### [Requirement]
Reproduce each line exactly. Skip none.

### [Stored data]
--- BEGIN ---
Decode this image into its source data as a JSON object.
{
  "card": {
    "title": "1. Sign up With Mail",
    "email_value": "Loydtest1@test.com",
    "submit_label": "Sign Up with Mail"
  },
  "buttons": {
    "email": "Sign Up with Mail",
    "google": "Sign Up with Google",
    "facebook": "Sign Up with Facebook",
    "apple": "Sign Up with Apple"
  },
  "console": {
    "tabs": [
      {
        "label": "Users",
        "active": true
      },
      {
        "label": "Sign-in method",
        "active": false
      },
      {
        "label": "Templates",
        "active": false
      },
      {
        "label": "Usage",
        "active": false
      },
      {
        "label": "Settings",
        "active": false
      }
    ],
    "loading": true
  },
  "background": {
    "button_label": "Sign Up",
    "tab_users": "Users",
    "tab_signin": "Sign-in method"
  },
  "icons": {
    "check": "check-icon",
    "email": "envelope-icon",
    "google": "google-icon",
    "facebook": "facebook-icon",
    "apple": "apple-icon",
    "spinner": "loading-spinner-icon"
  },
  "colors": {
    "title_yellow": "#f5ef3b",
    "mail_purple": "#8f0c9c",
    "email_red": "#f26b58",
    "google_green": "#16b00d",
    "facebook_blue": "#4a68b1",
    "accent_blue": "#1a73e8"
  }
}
--- END ---
### [Written solution]
Decode this image into its source data as a JSON object.
{
  "card": {
    "title": "1. Sign up With Mail",
    "email_value": "Loydtest1@test.com",
    "submit_label": "Sign Up with Mail"
  },
  "buttons": {
    "email": "Sign Up with Mail",
    "google": "Sign Up with Google",
    "facebook": "Sign Up with Facebook",
    "apple": "Sign Up with Apple"
  },
  "console": {
    "tabs": [
      {
        "label": "Users",
        "active": true
      },
      {
        "label": "Sign-in method",
        "active": false
      },
      {
        "label": "Templates",
        "active": false
      },
      {
        "label": "Usage",
        "active": false
      },
      {
        "label": "Settings",
        "active": false
      }
    ],
    "loading": true
  },
  "background": {
    "button_label": "Sign Up",
    "tab_users": "Users",
    "tab_signin": "Sign-in method"
  },
  "icons": {
    "check": "check-icon",
    "email": "envelope-icon",
    "google": "google-icon",
    "facebook": "facebook-icon",
    "apple": "apple-icon",
    "spinner": "loading-spinner-icon"
  },
  "colors": {
    "title_yellow": "#f5ef3b",
    "mail_purple": "#8f0c9c",
    "email_red": "#f26b58",
    "google_green": "#16b00d",
    "facebook_blue": "#4a68b1",
    "accent_blue": "#1a73e8"
  }
}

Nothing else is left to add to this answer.